[Page transcription records]
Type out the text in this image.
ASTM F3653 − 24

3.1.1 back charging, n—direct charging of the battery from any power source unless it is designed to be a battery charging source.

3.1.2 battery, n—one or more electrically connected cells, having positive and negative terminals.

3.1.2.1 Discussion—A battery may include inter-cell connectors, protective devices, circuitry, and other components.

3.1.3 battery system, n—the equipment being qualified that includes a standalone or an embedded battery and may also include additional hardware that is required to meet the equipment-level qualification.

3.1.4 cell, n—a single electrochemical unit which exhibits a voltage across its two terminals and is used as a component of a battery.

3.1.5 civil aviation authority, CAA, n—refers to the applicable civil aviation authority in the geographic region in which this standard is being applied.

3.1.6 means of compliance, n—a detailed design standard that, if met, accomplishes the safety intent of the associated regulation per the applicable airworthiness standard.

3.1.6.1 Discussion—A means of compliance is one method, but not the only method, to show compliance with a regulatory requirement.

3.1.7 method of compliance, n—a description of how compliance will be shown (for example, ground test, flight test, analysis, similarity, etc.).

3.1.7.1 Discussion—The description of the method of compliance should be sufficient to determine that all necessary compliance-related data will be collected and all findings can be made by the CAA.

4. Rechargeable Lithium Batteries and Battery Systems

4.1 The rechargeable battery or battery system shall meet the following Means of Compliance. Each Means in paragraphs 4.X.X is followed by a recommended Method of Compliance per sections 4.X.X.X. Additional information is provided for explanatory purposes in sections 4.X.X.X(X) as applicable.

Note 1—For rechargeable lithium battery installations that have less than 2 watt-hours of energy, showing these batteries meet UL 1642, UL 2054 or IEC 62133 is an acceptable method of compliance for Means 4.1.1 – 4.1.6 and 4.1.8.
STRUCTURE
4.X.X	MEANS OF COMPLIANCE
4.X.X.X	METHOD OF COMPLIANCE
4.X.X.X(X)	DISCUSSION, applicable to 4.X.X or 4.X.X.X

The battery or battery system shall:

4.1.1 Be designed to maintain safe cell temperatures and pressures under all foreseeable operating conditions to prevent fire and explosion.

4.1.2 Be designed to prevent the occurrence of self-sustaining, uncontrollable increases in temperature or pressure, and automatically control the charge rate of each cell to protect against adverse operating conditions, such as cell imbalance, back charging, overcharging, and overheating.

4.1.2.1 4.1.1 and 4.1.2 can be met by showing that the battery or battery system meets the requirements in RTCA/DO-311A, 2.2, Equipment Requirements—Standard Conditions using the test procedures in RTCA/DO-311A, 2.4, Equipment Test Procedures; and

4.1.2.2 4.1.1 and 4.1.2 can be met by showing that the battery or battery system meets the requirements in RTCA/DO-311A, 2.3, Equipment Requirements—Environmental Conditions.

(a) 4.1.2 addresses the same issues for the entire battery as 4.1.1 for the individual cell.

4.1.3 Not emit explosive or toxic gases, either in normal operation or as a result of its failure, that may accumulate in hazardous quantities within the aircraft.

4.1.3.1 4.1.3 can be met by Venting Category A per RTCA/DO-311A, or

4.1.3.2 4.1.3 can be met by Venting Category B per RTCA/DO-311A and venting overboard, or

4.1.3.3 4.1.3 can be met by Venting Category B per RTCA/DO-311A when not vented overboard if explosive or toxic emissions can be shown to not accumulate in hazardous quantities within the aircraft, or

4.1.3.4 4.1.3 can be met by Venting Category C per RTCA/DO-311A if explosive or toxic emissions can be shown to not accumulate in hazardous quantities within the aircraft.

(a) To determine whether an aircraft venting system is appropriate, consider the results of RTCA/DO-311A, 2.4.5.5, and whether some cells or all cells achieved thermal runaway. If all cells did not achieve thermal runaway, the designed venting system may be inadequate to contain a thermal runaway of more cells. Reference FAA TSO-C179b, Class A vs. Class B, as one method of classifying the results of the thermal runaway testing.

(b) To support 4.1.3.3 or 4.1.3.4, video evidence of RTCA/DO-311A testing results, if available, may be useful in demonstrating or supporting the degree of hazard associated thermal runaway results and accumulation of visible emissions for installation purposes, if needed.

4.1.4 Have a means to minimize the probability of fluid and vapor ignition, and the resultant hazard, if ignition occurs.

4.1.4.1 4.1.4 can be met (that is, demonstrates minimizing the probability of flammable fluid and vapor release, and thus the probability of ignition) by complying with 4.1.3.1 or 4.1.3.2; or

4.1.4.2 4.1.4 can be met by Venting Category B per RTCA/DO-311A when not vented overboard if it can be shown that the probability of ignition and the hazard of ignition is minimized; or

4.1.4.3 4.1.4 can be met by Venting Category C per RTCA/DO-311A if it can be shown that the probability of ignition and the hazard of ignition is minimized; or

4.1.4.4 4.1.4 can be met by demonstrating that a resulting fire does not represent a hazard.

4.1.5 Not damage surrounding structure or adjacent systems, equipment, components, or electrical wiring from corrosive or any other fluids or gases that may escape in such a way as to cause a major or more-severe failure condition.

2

• _Problem to solve_
Check each line of the records for the word "testing", and show the lines that contain it.

• _Solution to the problem_
(a) To determine whether an aircraft venting system is appropriate, consider the results of RTCA/DO-311A, 2.4.5.5, and whether some cells or all cells achieved thermal runaway. If all cells did not achieve thermal runaway, the designed venting system may be inadequate to contain a thermal runaway of more cells. Reference FAA TSO-C179b, Class A vs. Class B, as one method of classifying the results of the thermal runaway testing.
(b) To support 4.1.3.3 or 4.1.3.4, video evidence of RTCA/DO-311A testing results, if available, may be useful in demonstrating or supporting the degree of hazard associated thermal runaway results and accumulation of visible emissions for installation purposes, if needed.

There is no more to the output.